**Material provided**.

START

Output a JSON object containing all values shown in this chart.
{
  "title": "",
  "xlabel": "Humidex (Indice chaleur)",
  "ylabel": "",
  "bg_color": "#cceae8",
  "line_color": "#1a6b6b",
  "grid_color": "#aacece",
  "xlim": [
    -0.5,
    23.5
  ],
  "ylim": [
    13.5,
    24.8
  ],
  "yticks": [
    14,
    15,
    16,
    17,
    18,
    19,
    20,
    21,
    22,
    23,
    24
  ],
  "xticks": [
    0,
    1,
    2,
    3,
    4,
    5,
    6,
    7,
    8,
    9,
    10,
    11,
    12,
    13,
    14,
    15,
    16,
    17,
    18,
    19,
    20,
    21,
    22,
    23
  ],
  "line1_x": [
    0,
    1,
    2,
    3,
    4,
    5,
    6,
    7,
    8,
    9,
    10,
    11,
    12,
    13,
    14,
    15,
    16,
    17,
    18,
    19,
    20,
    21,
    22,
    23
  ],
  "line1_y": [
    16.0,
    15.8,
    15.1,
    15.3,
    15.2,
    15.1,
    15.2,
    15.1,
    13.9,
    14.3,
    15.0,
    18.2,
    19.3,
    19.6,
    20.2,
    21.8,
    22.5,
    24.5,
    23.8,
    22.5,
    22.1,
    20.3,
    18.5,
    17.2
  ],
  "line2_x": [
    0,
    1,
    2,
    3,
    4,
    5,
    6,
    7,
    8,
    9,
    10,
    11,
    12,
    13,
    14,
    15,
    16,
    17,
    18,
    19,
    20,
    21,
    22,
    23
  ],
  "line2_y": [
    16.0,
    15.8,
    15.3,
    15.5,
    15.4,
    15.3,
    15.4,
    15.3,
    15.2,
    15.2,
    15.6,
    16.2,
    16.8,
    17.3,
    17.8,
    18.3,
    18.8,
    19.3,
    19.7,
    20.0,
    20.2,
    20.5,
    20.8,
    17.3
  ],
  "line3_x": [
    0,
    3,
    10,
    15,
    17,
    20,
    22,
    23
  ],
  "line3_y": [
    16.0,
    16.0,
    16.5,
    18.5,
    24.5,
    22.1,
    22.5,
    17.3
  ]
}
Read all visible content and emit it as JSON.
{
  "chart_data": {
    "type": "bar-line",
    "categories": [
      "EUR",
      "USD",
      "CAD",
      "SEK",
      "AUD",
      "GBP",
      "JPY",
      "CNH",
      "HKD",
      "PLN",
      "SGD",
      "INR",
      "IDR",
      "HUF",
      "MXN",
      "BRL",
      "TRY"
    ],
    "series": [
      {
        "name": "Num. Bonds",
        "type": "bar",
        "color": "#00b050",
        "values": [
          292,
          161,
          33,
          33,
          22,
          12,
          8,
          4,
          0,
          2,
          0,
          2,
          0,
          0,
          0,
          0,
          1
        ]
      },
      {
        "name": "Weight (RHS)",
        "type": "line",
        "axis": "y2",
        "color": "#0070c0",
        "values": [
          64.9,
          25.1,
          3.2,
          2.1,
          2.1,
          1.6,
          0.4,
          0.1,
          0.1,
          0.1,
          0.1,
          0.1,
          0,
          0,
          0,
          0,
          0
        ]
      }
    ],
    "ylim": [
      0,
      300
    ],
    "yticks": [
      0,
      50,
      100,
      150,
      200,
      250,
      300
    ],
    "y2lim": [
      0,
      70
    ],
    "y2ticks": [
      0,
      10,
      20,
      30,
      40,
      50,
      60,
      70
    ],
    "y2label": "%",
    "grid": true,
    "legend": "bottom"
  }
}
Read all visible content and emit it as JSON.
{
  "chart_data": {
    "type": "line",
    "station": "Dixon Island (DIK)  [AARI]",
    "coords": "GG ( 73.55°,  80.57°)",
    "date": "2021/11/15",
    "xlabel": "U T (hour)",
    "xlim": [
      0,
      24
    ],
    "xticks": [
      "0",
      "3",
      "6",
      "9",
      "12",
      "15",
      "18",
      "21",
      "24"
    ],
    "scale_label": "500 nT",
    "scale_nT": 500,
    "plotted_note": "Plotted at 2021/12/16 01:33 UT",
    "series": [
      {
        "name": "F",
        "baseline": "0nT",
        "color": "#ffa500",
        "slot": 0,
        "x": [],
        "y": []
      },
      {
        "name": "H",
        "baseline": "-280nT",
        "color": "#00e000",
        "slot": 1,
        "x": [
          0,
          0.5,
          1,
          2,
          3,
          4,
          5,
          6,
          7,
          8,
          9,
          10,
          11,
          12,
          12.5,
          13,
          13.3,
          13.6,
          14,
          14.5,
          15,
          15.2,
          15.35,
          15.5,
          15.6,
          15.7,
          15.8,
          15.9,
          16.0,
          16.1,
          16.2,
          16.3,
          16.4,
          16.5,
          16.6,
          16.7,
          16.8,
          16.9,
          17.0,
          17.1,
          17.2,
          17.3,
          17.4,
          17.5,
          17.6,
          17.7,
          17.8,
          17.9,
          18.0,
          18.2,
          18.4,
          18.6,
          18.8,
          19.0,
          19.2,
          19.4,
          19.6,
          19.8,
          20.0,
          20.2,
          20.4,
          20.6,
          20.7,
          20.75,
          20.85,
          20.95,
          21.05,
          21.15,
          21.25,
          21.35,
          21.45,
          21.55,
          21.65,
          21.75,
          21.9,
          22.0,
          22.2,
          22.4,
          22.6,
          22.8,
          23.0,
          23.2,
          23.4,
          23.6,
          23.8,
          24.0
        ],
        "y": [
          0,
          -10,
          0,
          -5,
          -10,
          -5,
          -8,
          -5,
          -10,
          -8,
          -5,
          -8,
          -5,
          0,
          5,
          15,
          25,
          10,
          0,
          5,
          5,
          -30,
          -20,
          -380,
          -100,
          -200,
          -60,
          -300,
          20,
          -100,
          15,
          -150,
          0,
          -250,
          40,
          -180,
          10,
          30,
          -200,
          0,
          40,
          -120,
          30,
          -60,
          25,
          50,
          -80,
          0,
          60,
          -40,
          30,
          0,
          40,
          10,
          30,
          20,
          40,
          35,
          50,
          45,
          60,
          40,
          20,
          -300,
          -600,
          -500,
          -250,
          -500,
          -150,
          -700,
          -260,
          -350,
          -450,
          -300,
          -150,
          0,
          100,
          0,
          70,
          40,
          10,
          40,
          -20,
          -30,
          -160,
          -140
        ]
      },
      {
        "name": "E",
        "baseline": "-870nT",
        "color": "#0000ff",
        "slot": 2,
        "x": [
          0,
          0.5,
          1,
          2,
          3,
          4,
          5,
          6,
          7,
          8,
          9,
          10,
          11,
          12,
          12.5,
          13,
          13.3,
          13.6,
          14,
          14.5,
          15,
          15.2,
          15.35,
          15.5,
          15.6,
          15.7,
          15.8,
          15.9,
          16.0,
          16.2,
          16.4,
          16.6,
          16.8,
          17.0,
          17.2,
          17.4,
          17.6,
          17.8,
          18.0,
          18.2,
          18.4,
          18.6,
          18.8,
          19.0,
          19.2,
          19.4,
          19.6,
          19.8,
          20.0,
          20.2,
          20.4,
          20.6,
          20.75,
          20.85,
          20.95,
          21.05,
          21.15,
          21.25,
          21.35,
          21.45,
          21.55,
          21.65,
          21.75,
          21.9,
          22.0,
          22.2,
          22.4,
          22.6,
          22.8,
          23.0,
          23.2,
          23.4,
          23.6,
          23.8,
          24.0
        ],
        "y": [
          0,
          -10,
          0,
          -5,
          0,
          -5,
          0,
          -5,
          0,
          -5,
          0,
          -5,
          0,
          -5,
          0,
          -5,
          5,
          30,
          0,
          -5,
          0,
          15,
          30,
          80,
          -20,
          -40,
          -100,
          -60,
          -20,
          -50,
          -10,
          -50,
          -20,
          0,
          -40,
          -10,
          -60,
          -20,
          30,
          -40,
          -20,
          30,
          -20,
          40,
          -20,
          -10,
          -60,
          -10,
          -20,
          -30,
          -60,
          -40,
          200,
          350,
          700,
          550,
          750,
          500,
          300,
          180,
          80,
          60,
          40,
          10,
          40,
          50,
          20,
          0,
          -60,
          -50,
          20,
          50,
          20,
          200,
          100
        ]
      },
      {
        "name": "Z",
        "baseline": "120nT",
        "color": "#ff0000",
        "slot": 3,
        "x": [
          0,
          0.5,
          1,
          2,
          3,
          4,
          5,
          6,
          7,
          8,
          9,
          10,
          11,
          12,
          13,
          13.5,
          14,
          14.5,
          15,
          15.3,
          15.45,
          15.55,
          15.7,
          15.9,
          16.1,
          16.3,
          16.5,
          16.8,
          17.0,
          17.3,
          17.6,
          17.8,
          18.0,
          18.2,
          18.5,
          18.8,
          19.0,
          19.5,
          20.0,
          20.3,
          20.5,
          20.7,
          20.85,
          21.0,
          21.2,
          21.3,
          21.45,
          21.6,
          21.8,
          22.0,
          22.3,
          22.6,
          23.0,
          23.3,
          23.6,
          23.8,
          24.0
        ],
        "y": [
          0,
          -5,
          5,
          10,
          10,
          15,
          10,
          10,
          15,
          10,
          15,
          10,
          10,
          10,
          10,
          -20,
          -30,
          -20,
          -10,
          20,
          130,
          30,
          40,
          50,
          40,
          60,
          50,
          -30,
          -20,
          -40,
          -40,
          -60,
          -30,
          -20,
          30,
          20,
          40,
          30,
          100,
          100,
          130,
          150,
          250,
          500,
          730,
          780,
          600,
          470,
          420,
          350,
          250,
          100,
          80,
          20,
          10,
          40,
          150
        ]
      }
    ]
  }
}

END

Extract each line from the listing that holds the word "baseline".

        "baseline": "0nT",
        "baseline": "-280nT",
        "baseline": "-870nT",
        "baseline": "120nT",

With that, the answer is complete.